* _Exercise requirements_: Your answer should be a single number: the count of lines that include the word "from".

---

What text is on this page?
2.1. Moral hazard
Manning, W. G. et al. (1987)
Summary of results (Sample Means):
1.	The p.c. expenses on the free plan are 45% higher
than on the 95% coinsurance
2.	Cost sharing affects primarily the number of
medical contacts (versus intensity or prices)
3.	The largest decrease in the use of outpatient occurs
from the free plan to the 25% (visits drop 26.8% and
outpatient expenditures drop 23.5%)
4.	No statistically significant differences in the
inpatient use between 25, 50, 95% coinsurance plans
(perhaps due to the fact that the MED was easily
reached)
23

---

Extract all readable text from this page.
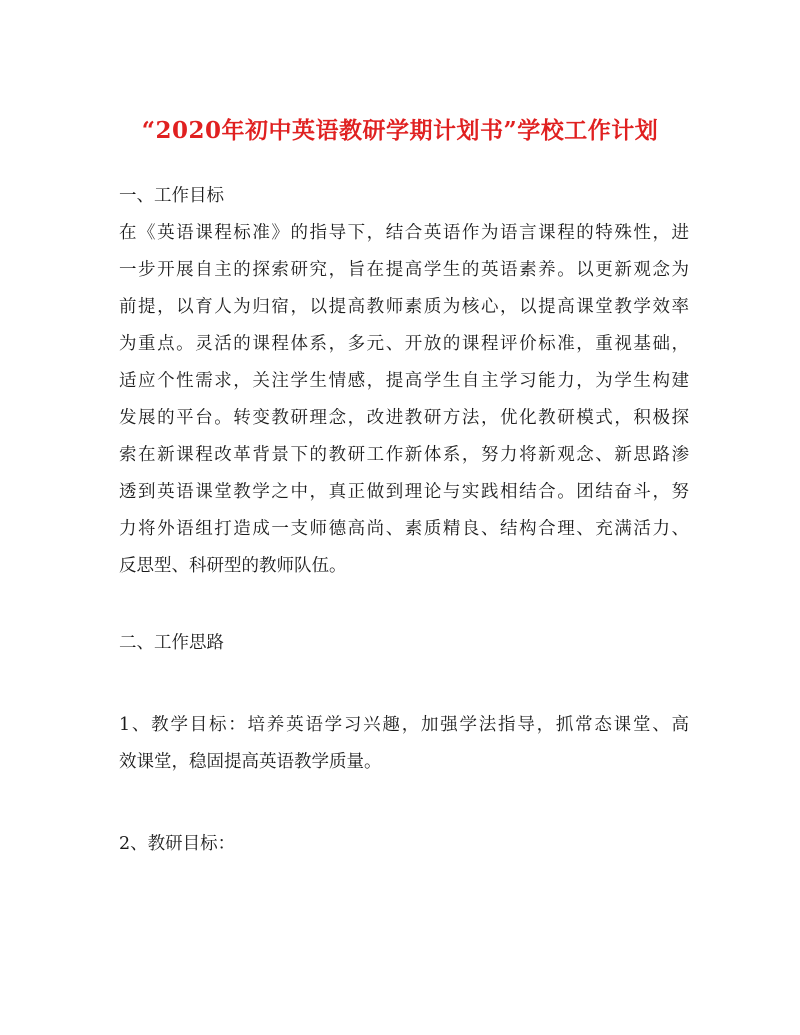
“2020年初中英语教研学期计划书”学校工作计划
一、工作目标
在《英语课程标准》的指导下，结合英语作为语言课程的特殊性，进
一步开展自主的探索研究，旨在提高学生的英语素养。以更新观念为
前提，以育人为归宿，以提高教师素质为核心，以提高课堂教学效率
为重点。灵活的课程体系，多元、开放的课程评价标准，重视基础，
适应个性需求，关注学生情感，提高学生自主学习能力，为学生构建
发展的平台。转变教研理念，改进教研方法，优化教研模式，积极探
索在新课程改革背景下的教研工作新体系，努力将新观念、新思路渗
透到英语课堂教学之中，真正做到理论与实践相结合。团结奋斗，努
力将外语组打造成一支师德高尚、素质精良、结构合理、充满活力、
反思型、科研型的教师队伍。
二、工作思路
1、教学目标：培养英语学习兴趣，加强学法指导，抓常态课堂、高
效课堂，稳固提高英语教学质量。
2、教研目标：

---

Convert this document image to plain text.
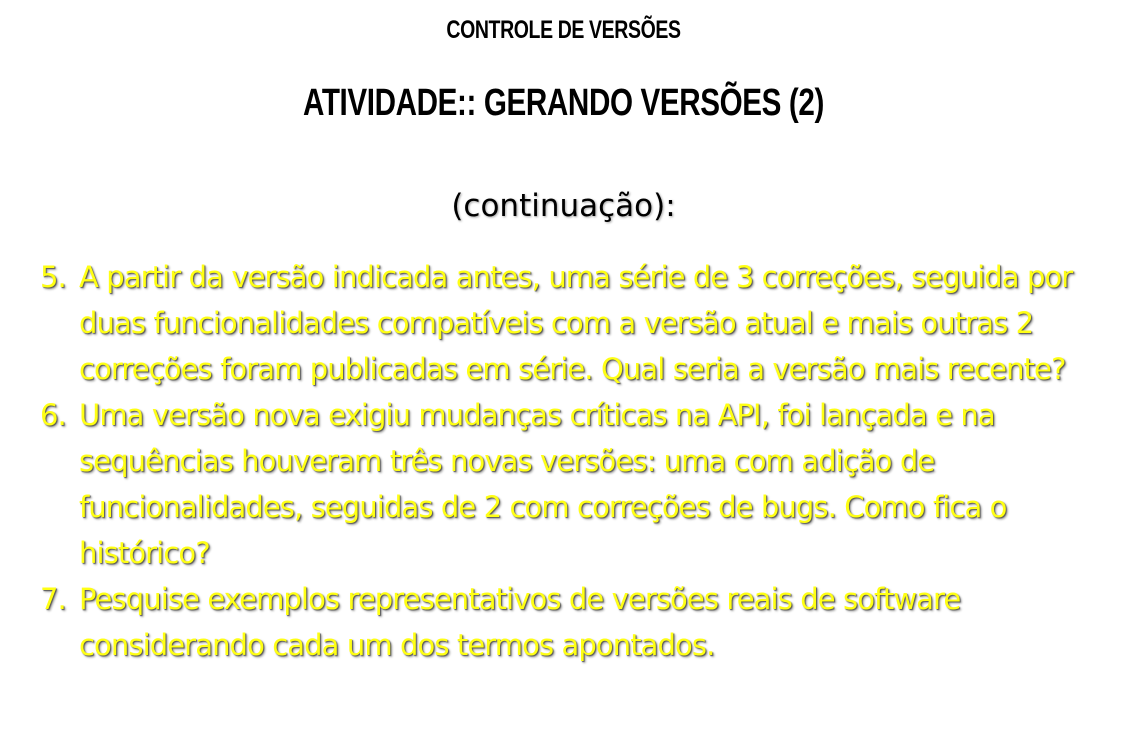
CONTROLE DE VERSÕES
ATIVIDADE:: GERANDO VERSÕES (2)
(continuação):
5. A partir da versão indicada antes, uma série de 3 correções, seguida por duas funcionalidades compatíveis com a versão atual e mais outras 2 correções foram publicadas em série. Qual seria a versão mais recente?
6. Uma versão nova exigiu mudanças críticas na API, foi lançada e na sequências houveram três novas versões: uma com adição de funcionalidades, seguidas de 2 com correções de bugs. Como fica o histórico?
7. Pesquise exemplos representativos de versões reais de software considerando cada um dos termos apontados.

---

* _Solution for this exercise_: 2